*Written task*
Restate the full set of records exactly, word for word.

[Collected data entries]
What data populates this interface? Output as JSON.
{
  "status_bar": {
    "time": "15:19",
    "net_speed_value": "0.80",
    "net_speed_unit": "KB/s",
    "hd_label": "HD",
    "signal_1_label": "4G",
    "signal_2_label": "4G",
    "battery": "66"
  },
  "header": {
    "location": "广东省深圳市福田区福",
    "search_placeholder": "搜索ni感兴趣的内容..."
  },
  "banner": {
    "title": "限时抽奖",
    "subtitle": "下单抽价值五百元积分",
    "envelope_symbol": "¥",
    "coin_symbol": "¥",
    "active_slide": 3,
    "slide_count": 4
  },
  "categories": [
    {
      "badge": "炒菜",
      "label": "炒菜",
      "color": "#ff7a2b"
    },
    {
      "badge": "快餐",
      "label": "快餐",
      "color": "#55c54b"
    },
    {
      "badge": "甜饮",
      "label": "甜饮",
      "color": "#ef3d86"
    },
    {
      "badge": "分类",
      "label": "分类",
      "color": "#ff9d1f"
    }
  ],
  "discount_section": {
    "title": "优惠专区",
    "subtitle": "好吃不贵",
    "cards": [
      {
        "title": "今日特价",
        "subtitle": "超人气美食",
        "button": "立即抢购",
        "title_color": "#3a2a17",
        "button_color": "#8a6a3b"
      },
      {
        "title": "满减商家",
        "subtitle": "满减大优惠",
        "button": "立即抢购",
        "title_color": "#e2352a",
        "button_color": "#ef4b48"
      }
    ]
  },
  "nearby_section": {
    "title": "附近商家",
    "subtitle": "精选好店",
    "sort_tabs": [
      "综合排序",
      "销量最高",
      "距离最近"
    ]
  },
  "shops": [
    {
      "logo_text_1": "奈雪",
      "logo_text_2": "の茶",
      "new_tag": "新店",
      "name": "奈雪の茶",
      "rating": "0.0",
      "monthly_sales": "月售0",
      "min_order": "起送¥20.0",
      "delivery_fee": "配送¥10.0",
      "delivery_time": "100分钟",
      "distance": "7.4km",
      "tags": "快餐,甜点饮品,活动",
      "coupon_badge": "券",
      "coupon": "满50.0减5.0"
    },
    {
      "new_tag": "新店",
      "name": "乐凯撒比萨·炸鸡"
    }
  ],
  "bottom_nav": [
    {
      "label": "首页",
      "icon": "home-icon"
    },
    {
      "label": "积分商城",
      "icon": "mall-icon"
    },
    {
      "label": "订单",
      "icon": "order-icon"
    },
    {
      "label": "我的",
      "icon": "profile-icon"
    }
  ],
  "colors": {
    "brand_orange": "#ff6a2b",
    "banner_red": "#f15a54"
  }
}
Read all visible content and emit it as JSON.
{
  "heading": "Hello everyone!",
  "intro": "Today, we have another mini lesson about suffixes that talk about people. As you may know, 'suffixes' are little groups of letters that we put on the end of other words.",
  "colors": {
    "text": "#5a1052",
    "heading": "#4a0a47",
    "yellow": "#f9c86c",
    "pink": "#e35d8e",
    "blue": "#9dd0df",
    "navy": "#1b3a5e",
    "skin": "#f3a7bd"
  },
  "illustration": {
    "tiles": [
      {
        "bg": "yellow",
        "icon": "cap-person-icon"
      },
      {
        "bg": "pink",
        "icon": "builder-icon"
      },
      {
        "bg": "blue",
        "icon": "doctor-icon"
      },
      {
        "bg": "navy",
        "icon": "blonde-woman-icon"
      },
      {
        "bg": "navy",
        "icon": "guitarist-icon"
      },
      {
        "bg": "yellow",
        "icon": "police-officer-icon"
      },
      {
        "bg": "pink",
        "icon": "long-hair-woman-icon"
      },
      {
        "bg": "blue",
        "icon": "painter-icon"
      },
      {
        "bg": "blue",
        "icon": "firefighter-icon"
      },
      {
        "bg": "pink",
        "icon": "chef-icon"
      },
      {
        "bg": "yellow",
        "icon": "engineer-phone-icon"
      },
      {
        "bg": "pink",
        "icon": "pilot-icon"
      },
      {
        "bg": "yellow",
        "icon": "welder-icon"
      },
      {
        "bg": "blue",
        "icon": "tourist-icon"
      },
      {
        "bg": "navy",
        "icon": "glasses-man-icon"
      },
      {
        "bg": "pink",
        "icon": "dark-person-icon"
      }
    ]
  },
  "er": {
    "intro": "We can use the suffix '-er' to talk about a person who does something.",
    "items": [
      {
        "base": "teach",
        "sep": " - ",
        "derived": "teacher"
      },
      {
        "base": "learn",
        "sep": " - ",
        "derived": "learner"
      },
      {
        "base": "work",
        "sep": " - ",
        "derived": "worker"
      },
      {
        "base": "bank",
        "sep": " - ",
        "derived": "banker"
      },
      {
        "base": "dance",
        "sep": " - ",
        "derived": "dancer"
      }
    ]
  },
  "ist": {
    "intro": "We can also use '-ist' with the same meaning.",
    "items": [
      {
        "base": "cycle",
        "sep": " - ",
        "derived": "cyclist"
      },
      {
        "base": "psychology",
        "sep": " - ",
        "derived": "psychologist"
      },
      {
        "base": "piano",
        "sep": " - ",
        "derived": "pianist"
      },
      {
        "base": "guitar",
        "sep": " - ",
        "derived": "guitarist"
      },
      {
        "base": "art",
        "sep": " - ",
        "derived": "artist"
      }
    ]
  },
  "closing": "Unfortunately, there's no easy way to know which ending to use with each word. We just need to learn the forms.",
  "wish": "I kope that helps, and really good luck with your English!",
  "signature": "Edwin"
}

*Solution to this task*
What data populates this interface? Output as JSON.
{
  "status_bar": {
    "time": "15:19",
    "net_speed_value": "0.80",
    "net_speed_unit": "KB/s",
    "hd_label": "HD",
    "signal_1_label": "4G",
    "signal_2_label": "4G",
    "battery": "66"
  },
  "header": {
    "location": "广东省深圳市福田区福",
    "search_placeholder": "搜索ni感兴趣的内容..."
  },
  "banner": {
    "title": "限时抽奖",
    "subtitle": "下单抽价值五百元积分",
    "envelope_symbol": "¥",
    "coin_symbol": "¥",
    "active_slide": 3,
    "slide_count": 4
  },
  "categories": [
    {
      "badge": "炒菜",
      "label": "炒菜",
      "color": "#ff7a2b"
    },
    {
      "badge": "快餐",
      "label": "快餐",
      "color": "#55c54b"
    },
    {
      "badge": "甜饮",
      "label": "甜饮",
      "color": "#ef3d86"
    },
    {
      "badge": "分类",
      "label": "分类",
      "color": "#ff9d1f"
    }
  ],
  "discount_section": {
    "title": "优惠专区",
    "subtitle": "好吃不贵",
    "cards": [
      {
        "title": "今日特价",
        "subtitle": "超人气美食",
        "button": "立即抢购",
        "title_color": "#3a2a17",
        "button_color": "#8a6a3b"
      },
      {
        "title": "满减商家",
        "subtitle": "满减大优惠",
        "button": "立即抢购",
        "title_color": "#e2352a",
        "button_color": "#ef4b48"
      }
    ]
  },
  "nearby_section": {
    "title": "附近商家",
    "subtitle": "精选好店",
    "sort_tabs": [
      "综合排序",
      "销量最高",
      "距离最近"
    ]
  },
  "shops": [
    {
      "logo_text_1": "奈雪",
      "logo_text_2": "の茶",
      "new_tag": "新店",
      "name": "奈雪の茶",
      "rating": "0.0",
      "monthly_sales": "月售0",
      "min_order": "起送¥20.0",
      "delivery_fee": "配送¥10.0",
      "delivery_time": "100分钟",
      "distance": "7.4km",
      "tags": "快餐,甜点饮品,活动",
      "coupon_badge": "券",
      "coupon": "满50.0减5.0"
    },
    {
      "new_tag": "新店",
      "name": "乐凯撒比萨·炸鸡"
    }
  ],
  "bottom_nav": [
    {
      "label": "首页",
      "icon": "home-icon"
    },
    {
      "label": "积分商城",
      "icon": "mall-icon"
    },
    {
      "label": "订单",
      "icon": "order-icon"
    },
    {
      "label": "我的",
      "icon": "profile-icon"
    }
  ],
  "colors": {
    "brand_orange": "#ff6a2b",
    "banner_red": "#f15a54"
  }
}
Read all visible content and emit it as JSON.
{
  "heading": "Hello everyone!",
  "intro": "Today, we have another mini lesson about suffixes that talk about people. As you may know, 'suffixes' are little groups of letters that we put on the end of other words.",
  "colors": {
    "text": "#5a1052",
    "heading": "#4a0a47",
    "yellow": "#f9c86c",
    "pink": "#e35d8e",
    "blue": "#9dd0df",
    "navy": "#1b3a5e",
    "skin": "#f3a7bd"
  },
  "illustration": {
    "tiles": [
      {
        "bg": "yellow",
        "icon": "cap-person-icon"
      },
      {
        "bg": "pink",
        "icon": "builder-icon"
      },
      {
        "bg": "blue",
        "icon": "doctor-icon"
      },
      {
        "bg": "navy",
        "icon": "blonde-woman-icon"
      },
      {
        "bg": "navy",
        "icon": "guitarist-icon"
      },
      {
        "bg": "yellow",
        "icon": "police-officer-icon"
      },
      {
        "bg": "pink",
        "icon": "long-hair-woman-icon"
      },
      {
        "bg": "blue",
        "icon": "painter-icon"
      },
      {
        "bg": "blue",
        "icon": "firefighter-icon"
      },
      {
        "bg": "pink",
        "icon": "chef-icon"
      },
      {
        "bg": "yellow",
        "icon": "engineer-phone-icon"
      },
      {
        "bg": "pink",
        "icon": "pilot-icon"
      },
      {
        "bg": "yellow",
        "icon": "welder-icon"
      },
      {
        "bg": "blue",
        "icon": "tourist-icon"
      },
      {
        "bg": "navy",
        "icon": "glasses-man-icon"
      },
      {
        "bg": "pink",
        "icon": "dark-person-icon"
      }
    ]
  },
  "er": {
    "intro": "We can use the suffix '-er' to talk about a person who does something.",
    "items": [
      {
        "base": "teach",
        "sep": " - ",
        "derived": "teacher"
      },
      {
        "base": "learn",
        "sep": " - ",
        "derived": "learner"
      },
      {
        "base": "work",
        "sep": " - ",
        "derived": "worker"
      },
      {
        "base": "bank",
        "sep": " - ",
        "derived": "banker"
      },
      {
        "base": "dance",
        "sep": " - ",
        "derived": "dancer"
      }
    ]
  },
  "ist": {
    "intro": "We can also use '-ist' with the same meaning.",
    "items": [
      {
        "base": "cycle",
        "sep": " - ",
        "derived": "cyclist"
      },
      {
        "base": "psychology",
        "sep": " - ",
        "derived": "psychologist"
      },
      {
        "base": "piano",
        "sep": " - ",
        "derived": "pianist"
      },
      {
        "base": "guitar",
        "sep": " - ",
        "derived": "guitarist"
      },
      {
        "base": "art",
        "sep": " - ",
        "derived": "artist"
      }
    ]
  },
  "closing": "Unfortunately, there's no easy way to know which ending to use with each word. We just need to learn the forms.",
  "wish": "I kope that helps, and really good luck with your English!",
  "signature": "Edwin"
}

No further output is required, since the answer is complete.